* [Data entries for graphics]
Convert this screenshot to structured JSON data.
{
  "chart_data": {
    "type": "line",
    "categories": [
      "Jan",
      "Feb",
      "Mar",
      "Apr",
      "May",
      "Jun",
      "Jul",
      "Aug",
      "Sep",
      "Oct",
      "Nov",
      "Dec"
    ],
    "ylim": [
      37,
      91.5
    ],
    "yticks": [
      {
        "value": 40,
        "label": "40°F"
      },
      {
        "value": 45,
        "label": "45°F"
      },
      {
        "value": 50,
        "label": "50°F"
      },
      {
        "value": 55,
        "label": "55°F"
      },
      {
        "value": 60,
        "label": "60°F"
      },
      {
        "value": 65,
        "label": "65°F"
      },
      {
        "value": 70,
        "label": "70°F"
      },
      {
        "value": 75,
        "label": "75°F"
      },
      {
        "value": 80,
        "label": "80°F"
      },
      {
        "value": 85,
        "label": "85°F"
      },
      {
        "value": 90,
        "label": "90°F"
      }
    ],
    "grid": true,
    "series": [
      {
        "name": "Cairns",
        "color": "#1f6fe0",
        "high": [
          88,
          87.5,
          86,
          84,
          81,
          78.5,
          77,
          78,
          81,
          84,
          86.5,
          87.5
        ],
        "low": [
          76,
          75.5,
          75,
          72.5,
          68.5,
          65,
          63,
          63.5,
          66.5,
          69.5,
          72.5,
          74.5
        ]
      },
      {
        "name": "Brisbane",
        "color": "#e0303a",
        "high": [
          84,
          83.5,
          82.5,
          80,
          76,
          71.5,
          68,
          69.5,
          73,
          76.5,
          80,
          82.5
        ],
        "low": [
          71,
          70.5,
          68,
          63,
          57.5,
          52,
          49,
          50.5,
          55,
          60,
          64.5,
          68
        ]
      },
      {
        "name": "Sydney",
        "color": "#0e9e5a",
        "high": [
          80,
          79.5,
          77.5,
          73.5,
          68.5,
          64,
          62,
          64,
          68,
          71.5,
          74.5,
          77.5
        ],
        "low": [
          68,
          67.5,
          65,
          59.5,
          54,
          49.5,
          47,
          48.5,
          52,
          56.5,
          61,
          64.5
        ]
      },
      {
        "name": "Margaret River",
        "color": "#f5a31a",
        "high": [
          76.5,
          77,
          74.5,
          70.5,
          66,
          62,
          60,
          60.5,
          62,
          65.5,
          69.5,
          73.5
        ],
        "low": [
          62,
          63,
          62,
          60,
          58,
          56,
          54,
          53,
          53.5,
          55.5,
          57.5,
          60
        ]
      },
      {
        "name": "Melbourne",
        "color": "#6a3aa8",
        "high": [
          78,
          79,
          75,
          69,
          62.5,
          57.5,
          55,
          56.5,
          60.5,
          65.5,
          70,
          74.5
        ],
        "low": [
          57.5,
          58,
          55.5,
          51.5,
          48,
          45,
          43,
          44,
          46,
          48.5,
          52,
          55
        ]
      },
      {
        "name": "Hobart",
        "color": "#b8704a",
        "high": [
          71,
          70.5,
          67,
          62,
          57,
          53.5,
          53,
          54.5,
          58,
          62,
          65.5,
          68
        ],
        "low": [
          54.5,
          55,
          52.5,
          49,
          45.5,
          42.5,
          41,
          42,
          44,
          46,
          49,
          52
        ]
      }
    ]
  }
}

* [Work to be completed] Word for word, write out all of the data above.

* [Task result]
Convert this screenshot to structured JSON data.
{
  "chart_data": {
    "type": "line",
    "categories": [
      "Jan",
      "Feb",
      "Mar",
      "Apr",
      "May",
      "Jun",
      "Jul",
      "Aug",
      "Sep",
      "Oct",
      "Nov",
      "Dec"
    ],
    "ylim": [
      37,
      91.5
    ],
    "yticks": [
      {
        "value": 40,
        "label": "40°F"
      },
      {
        "value": 45,
        "label": "45°F"
      },
      {
        "value": 50,
        "label": "50°F"
      },
      {
        "value": 55,
        "label": "55°F"
      },
      {
        "value": 60,
        "label": "60°F"
      },
      {
        "value": 65,
        "label": "65°F"
      },
      {
        "value": 70,
        "label": "70°F"
      },
      {
        "value": 75,
        "label": "75°F"
      },
      {
        "value": 80,
        "label": "80°F"
      },
      {
        "value": 85,
        "label": "85°F"
      },
      {
        "value": 90,
        "label": "90°F"
      }
    ],
    "grid": true,
    "series": [
      {
        "name": "Cairns",
        "color": "#1f6fe0",
        "high": [
          88,
          87.5,
          86,
          84,
          81,
          78.5,
          77,
          78,
          81,
          84,
          86.5,
          87.5
        ],
        "low": [
          76,
          75.5,
          75,
          72.5,
          68.5,
          65,
          63,
          63.5,
          66.5,
          69.5,
          72.5,
          74.5
        ]
      },
      {
        "name": "Brisbane",
        "color": "#e0303a",
        "high": [
          84,
          83.5,
          82.5,
          80,
          76,
          71.5,
          68,
          69.5,
          73,
          76.5,
          80,
          82.5
        ],
        "low": [
          71,
          70.5,
          68,
          63,
          57.5,
          52,
          49,
          50.5,
          55,
          60,
          64.5,
          68
        ]
      },
      {
        "name": "Sydney",
        "color": "#0e9e5a",
        "high": [
          80,
          79.5,
          77.5,
          73.5,
          68.5,
          64,
          62,
          64,
          68,
          71.5,
          74.5,
          77.5
        ],
        "low": [
          68,
          67.5,
          65,
          59.5,
          54,
          49.5,
          47,
          48.5,
          52,
          56.5,
          61,
          64.5
        ]
      },
      {
        "name": "Margaret River",
        "color": "#f5a31a",
        "high": [
          76.5,
          77,
          74.5,
          70.5,
          66,
          62,
          60,
          60.5,
          62,
          65.5,
          69.5,
          73.5
        ],
        "low": [
          62,
          63,
          62,
          60,
          58,
          56,
          54,
          53,
          53.5,
          55.5,
          57.5,
          60
        ]
      },
      {
        "name": "Melbourne",
        "color": "#6a3aa8",
        "high": [
          78,
          79,
          75,
          69,
          62.5,
          57.5,
          55,
          56.5,
          60.5,
          65.5,
          70,
          74.5
        ],
        "low": [
          57.5,
          58,
          55.5,
          51.5,
          48,
          45,
          43,
          44,
          46,
          48.5,
          52,
          55
        ]
      },
      {
        "name": "Hobart",
        "color": "#b8704a",
        "high": [
          71,
          70.5,
          67,
          62,
          57,
          53.5,
          53,
          54.5,
          58,
          62,
          65.5,
          68
        ],
        "low": [
          54.5,
          55,
          52.5,
          49,
          45.5,
          42.5,
          41,
          42,
          44,
          46,
          49,
          52
        ]
      }
    ]
  }
}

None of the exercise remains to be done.